What is expected:
In the records below, pick out all lines containing the word "DarkGhost".

= = =

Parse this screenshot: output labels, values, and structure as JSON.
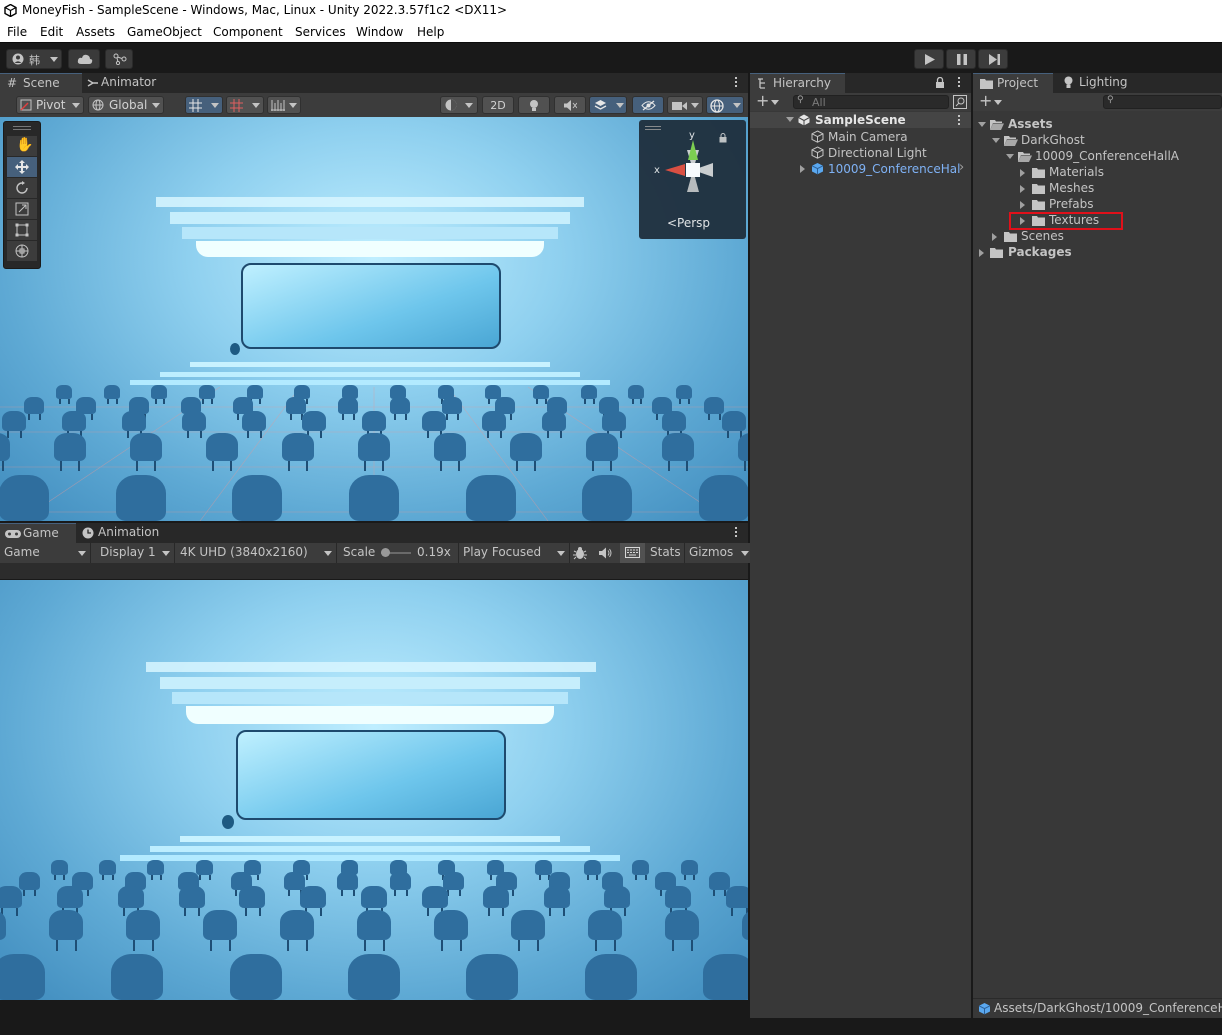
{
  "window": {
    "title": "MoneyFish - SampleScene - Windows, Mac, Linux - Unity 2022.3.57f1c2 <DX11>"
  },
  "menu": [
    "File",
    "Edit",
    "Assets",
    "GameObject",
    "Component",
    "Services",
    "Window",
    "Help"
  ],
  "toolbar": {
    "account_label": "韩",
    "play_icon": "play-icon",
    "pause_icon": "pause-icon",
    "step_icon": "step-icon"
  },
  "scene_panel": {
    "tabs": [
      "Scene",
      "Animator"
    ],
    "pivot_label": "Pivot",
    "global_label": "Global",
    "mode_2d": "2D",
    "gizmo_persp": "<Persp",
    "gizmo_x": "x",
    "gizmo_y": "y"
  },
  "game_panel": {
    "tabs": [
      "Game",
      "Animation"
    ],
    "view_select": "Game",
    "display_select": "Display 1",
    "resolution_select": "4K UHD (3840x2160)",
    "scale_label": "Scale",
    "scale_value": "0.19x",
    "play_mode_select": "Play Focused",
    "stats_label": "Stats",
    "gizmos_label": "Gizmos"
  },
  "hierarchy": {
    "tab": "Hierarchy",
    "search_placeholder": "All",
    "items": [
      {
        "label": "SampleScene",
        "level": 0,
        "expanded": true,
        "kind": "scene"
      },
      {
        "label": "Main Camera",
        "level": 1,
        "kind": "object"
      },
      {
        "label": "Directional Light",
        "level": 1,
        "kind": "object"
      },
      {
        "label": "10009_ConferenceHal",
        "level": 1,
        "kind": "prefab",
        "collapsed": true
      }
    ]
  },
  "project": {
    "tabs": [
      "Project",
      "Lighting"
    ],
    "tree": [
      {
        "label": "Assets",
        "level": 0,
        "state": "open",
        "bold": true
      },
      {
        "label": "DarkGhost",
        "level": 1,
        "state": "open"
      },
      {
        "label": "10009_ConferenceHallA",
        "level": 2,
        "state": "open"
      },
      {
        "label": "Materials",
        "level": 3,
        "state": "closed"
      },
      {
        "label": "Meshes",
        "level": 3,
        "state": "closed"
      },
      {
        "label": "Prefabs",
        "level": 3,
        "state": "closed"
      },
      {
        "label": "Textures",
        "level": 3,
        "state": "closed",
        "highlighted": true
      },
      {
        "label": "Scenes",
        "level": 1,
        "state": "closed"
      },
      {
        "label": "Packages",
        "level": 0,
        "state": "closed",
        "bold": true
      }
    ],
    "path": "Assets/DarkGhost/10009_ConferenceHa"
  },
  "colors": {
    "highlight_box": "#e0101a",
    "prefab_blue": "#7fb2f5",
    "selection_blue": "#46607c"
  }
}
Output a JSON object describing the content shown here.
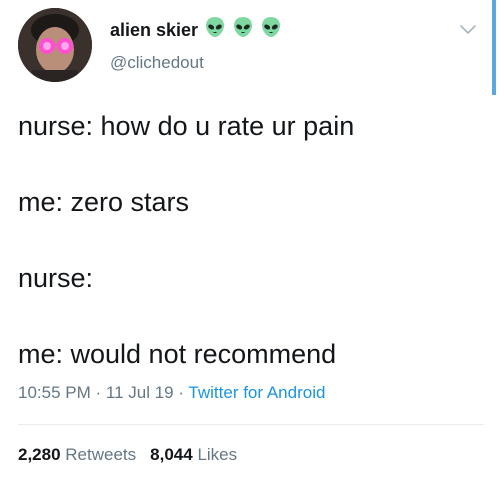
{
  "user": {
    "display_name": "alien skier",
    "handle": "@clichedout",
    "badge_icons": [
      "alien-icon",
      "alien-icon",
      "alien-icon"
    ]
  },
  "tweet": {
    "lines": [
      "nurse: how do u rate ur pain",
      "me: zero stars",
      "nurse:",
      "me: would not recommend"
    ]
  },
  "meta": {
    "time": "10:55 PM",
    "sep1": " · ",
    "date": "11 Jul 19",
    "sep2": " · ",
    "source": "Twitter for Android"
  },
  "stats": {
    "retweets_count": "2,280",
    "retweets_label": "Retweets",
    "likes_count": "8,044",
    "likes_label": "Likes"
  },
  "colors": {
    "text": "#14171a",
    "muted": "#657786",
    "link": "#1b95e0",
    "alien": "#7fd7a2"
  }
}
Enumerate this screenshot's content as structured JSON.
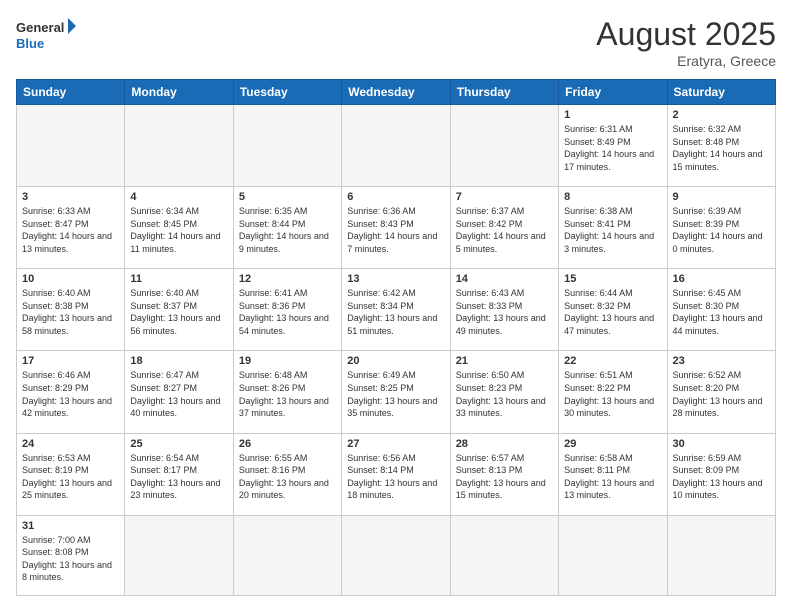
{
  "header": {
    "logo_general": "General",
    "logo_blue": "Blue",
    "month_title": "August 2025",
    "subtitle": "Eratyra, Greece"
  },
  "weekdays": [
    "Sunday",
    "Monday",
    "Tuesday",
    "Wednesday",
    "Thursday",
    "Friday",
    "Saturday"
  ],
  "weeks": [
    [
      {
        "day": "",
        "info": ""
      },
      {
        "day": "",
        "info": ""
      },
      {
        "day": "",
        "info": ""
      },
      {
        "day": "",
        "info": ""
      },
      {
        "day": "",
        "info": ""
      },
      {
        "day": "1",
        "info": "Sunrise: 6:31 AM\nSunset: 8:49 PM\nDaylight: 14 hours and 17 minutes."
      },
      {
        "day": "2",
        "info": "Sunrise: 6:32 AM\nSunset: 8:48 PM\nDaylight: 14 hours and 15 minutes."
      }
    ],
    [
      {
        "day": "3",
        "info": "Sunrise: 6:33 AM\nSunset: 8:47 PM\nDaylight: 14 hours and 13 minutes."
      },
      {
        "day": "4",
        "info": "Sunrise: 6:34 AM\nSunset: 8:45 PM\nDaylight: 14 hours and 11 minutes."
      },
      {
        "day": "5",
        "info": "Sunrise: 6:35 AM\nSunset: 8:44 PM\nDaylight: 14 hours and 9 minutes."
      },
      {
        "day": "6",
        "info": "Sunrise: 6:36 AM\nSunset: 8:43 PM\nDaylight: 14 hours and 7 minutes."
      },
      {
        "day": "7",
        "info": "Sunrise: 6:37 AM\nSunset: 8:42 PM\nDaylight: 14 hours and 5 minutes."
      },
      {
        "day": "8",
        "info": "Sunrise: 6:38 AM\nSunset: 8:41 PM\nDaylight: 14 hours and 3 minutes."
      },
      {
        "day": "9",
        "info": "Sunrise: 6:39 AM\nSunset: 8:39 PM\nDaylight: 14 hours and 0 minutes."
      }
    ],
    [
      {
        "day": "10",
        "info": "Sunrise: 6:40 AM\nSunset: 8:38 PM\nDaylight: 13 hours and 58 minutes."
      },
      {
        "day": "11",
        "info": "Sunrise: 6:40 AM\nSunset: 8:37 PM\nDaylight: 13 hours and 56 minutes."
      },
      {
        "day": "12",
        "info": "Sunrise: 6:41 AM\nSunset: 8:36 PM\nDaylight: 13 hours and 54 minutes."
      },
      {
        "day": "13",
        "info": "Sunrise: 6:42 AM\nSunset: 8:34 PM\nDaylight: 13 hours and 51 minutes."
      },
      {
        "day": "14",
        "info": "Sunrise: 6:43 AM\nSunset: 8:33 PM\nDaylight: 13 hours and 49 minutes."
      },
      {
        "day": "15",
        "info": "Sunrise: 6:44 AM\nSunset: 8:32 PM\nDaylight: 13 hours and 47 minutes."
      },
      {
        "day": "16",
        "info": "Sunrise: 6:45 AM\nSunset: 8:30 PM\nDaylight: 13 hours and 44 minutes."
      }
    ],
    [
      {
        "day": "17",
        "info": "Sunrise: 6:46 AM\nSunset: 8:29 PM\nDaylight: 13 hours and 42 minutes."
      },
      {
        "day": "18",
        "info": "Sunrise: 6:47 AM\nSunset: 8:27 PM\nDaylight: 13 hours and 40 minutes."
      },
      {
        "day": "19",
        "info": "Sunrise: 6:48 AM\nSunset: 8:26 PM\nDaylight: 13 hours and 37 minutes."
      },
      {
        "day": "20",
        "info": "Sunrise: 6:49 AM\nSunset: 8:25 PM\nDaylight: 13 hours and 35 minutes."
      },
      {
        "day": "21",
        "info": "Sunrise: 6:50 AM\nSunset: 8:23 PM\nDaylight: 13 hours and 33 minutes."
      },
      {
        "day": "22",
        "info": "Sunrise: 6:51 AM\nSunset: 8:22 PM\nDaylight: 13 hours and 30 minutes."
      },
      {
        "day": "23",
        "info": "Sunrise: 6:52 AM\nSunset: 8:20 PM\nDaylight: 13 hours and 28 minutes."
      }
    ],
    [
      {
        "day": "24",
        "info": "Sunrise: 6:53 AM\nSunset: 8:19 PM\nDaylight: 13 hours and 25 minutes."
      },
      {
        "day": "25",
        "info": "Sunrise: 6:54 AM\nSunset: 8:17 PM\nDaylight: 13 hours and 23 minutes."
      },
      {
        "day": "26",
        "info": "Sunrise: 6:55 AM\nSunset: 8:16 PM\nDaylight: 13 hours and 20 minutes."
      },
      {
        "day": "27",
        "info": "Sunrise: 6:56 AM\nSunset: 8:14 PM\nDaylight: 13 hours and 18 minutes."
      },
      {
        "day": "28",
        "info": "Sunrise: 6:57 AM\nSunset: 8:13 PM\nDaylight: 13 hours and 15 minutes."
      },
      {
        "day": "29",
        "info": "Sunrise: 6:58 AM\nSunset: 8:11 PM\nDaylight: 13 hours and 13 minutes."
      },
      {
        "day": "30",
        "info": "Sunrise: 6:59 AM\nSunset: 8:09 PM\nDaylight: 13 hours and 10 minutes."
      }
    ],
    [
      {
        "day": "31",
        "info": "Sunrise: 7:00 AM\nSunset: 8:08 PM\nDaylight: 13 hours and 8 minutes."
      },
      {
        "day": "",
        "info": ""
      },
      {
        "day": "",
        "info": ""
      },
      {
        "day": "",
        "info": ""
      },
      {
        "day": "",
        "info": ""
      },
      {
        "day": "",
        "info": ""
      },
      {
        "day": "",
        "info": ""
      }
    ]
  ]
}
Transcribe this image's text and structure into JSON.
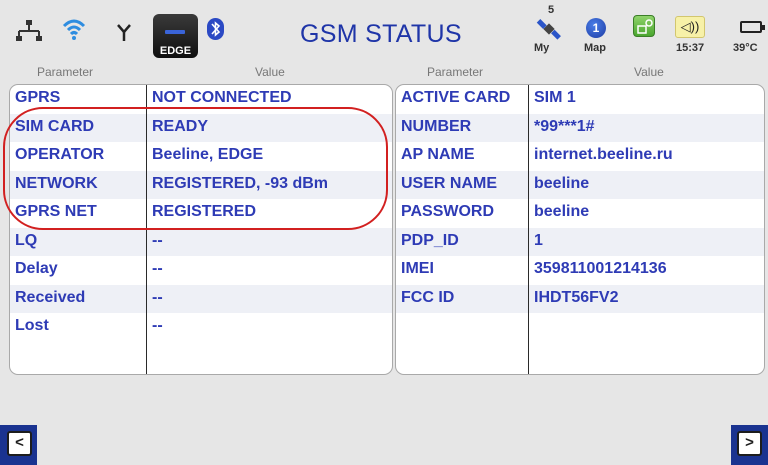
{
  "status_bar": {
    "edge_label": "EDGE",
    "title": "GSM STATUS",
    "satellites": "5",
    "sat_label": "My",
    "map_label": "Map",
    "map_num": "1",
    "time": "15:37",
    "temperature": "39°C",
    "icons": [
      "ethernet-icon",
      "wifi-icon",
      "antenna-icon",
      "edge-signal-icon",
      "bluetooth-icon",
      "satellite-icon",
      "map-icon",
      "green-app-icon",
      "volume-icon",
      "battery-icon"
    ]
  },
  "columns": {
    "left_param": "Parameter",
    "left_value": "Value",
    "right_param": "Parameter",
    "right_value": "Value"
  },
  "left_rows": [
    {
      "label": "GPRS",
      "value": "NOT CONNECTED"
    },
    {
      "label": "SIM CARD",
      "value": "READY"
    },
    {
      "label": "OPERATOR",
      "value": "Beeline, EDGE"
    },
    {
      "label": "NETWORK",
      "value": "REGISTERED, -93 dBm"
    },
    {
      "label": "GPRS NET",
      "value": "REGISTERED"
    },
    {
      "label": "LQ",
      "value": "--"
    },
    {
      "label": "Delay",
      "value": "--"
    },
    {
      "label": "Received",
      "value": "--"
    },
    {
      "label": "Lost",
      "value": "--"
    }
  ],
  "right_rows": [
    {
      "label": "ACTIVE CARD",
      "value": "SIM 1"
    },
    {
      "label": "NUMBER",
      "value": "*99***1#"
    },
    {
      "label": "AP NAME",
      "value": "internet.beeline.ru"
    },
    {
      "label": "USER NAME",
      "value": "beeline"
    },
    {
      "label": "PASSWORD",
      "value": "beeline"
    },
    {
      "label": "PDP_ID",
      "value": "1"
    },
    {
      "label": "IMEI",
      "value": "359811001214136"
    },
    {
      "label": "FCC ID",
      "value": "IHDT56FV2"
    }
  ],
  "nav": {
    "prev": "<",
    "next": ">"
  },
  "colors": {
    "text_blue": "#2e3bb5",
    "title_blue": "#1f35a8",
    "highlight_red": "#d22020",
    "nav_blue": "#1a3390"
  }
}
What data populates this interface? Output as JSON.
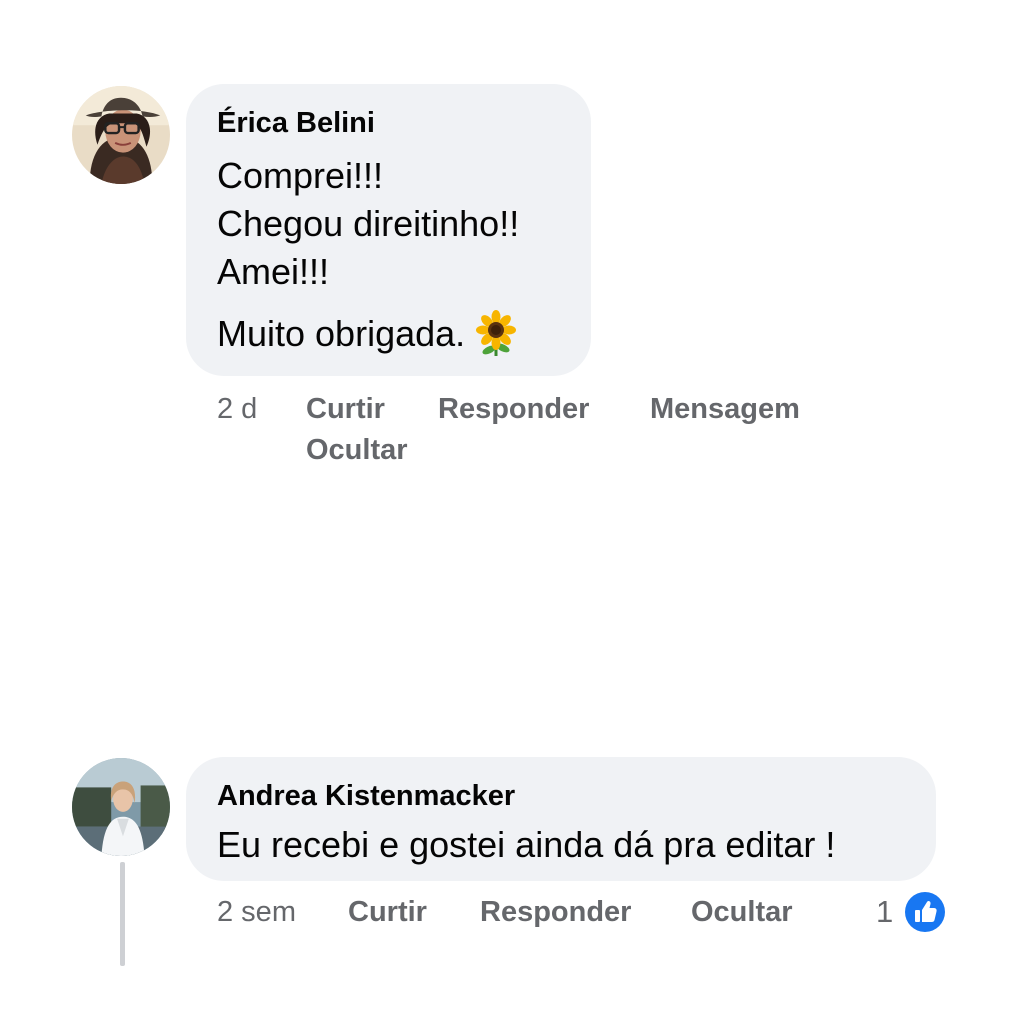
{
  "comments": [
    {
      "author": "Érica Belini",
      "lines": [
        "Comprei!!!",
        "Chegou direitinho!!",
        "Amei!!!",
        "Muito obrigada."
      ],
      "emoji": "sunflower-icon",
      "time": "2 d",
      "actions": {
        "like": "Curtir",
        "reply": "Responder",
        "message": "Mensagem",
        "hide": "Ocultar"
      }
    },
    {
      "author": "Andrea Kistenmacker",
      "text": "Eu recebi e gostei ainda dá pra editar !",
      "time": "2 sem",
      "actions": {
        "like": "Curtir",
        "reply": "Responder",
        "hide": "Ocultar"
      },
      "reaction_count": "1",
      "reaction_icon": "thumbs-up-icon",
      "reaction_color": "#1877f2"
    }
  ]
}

= = =

Output for this exercise:
        "label": "DarkGhost",
    "path": "Assets/DarkGhost/10009_ConferenceHa"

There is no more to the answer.